(Job)
Read the records below. Copy each line where the string "post" occurs.

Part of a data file
[Begin]
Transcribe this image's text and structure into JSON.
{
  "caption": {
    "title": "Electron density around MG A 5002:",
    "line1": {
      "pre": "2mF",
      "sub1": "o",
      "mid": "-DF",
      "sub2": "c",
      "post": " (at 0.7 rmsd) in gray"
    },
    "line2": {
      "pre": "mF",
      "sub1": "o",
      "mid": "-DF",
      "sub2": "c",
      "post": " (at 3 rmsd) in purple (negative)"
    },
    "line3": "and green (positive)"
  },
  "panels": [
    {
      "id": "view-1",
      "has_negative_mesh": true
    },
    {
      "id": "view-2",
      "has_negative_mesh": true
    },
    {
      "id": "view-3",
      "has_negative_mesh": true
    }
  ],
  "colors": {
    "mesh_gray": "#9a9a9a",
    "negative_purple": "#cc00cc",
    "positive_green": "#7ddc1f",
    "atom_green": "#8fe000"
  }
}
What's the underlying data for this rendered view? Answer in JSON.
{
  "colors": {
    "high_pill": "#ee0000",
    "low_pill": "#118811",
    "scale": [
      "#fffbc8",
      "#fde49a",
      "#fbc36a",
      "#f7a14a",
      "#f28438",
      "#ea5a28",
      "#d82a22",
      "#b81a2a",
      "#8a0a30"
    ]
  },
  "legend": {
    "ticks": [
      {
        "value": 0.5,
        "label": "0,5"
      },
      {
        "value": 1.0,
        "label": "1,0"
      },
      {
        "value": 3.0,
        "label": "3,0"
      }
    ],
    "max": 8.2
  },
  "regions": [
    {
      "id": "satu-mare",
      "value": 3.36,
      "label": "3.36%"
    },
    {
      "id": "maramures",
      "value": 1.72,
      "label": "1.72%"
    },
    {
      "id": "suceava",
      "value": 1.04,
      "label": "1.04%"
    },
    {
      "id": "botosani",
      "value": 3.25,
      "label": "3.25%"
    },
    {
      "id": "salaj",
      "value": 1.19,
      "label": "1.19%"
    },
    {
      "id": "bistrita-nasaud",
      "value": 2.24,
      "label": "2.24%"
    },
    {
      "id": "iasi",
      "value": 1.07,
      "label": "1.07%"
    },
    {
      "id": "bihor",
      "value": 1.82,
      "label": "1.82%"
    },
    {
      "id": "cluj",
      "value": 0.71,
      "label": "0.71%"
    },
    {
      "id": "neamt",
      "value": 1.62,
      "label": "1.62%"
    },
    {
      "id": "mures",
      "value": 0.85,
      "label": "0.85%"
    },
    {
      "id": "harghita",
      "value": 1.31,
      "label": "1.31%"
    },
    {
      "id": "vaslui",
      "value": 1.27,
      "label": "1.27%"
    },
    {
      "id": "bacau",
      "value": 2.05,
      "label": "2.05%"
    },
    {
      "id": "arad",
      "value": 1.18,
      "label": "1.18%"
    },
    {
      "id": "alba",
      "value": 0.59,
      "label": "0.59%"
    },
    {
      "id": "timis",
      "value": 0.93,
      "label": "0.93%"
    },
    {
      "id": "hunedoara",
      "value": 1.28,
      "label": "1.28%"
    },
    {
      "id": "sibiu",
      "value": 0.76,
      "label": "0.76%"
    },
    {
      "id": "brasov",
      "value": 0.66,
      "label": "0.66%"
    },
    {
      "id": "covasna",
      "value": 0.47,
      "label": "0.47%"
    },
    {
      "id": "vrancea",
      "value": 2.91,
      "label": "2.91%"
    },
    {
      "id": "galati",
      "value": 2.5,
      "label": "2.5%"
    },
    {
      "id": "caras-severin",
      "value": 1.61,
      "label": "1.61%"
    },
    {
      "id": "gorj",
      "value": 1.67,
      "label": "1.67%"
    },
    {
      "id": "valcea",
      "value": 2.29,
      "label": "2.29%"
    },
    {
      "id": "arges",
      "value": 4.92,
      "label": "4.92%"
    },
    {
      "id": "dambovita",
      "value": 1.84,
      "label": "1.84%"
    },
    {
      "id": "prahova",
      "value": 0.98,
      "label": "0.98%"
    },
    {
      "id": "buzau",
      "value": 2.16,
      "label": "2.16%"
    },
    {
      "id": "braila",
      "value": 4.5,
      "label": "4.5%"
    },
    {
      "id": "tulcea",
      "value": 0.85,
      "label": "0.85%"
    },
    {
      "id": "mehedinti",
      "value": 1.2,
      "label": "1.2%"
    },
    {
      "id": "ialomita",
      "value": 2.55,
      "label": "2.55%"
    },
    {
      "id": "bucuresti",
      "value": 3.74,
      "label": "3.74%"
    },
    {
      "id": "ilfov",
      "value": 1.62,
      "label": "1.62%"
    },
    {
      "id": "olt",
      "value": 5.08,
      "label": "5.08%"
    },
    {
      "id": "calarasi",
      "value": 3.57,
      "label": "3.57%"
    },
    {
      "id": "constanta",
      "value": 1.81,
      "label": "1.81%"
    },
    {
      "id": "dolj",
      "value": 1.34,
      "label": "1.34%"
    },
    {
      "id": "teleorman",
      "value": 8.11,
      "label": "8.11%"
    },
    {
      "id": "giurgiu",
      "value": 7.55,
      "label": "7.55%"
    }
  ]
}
[End]
(Exercise result)
      "post": " (at 0.7 rmsd) in gray"
      "post": " (at 3 rmsd) in purple (negative)"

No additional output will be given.